Aim of the exercise
Write out the entries again exactly as they are given.

------ Information supplied

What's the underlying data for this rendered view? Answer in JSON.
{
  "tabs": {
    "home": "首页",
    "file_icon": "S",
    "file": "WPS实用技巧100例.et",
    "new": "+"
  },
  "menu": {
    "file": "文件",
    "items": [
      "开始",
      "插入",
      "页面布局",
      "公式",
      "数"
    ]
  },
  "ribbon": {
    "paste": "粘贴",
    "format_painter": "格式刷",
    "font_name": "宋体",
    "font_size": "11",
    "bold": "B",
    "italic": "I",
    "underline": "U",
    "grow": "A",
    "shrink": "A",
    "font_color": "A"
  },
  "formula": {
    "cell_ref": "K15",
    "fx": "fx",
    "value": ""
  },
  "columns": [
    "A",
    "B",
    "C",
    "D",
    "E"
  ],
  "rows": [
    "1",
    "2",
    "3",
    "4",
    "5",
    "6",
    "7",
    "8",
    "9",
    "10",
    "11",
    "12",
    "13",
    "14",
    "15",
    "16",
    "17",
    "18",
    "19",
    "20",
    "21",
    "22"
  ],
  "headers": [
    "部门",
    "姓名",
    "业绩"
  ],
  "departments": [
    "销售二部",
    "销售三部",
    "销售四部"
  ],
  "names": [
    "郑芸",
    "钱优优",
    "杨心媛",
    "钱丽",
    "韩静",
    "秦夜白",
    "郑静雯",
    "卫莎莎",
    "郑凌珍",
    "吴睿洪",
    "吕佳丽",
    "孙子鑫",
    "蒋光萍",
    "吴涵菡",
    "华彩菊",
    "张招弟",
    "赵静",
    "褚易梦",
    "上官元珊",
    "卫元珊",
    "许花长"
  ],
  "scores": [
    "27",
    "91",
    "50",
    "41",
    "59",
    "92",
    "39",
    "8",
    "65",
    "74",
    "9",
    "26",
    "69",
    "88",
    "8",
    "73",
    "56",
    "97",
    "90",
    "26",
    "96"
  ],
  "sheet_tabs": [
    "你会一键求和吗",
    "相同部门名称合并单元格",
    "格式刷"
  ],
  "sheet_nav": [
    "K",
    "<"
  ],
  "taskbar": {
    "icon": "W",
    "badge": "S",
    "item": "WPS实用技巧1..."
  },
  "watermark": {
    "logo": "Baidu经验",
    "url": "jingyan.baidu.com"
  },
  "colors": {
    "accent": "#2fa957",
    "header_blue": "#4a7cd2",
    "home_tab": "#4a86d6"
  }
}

------------

Output for this task
What's the underlying data for this rendered view? Answer in JSON.
{
  "tabs": {
    "home": "首页",
    "file_icon": "S",
    "file": "WPS实用技巧100例.et",
    "new": "+"
  },
  "menu": {
    "file": "文件",
    "items": [
      "开始",
      "插入",
      "页面布局",
      "公式",
      "数"
    ]
  },
  "ribbon": {
    "paste": "粘贴",
    "format_painter": "格式刷",
    "font_name": "宋体",
    "font_size": "11",
    "bold": "B",
    "italic": "I",
    "underline": "U",
    "grow": "A",
    "shrink": "A",
    "font_color": "A"
  },
  "formula": {
    "cell_ref": "K15",
    "fx": "fx",
    "value": ""
  },
  "columns": [
    "A",
    "B",
    "C",
    "D",
    "E"
  ],
  "rows": [
    "1",
    "2",
    "3",
    "4",
    "5",
    "6",
    "7",
    "8",
    "9",
    "10",
    "11",
    "12",
    "13",
    "14",
    "15",
    "16",
    "17",
    "18",
    "19",
    "20",
    "21",
    "22"
  ],
  "headers": [
    "部门",
    "姓名",
    "业绩"
  ],
  "departments": [
    "销售二部",
    "销售三部",
    "销售四部"
  ],
  "names": [
    "郑芸",
    "钱优优",
    "杨心媛",
    "钱丽",
    "韩静",
    "秦夜白",
    "郑静雯",
    "卫莎莎",
    "郑凌珍",
    "吴睿洪",
    "吕佳丽",
    "孙子鑫",
    "蒋光萍",
    "吴涵菡",
    "华彩菊",
    "张招弟",
    "赵静",
    "褚易梦",
    "上官元珊",
    "卫元珊",
    "许花长"
  ],
  "scores": [
    "27",
    "91",
    "50",
    "41",
    "59",
    "92",
    "39",
    "8",
    "65",
    "74",
    "9",
    "26",
    "69",
    "88",
    "8",
    "73",
    "56",
    "97",
    "90",
    "26",
    "96"
  ],
  "sheet_tabs": [
    "你会一键求和吗",
    "相同部门名称合并单元格",
    "格式刷"
  ],
  "sheet_nav": [
    "K",
    "<"
  ],
  "taskbar": {
    "icon": "W",
    "badge": "S",
    "item": "WPS实用技巧1..."
  },
  "watermark": {
    "logo": "Baidu经验",
    "url": "jingyan.baidu.com"
  },
  "colors": {
    "accent": "#2fa957",
    "header_blue": "#4a7cd2",
    "home_tab": "#4a86d6"
  }
}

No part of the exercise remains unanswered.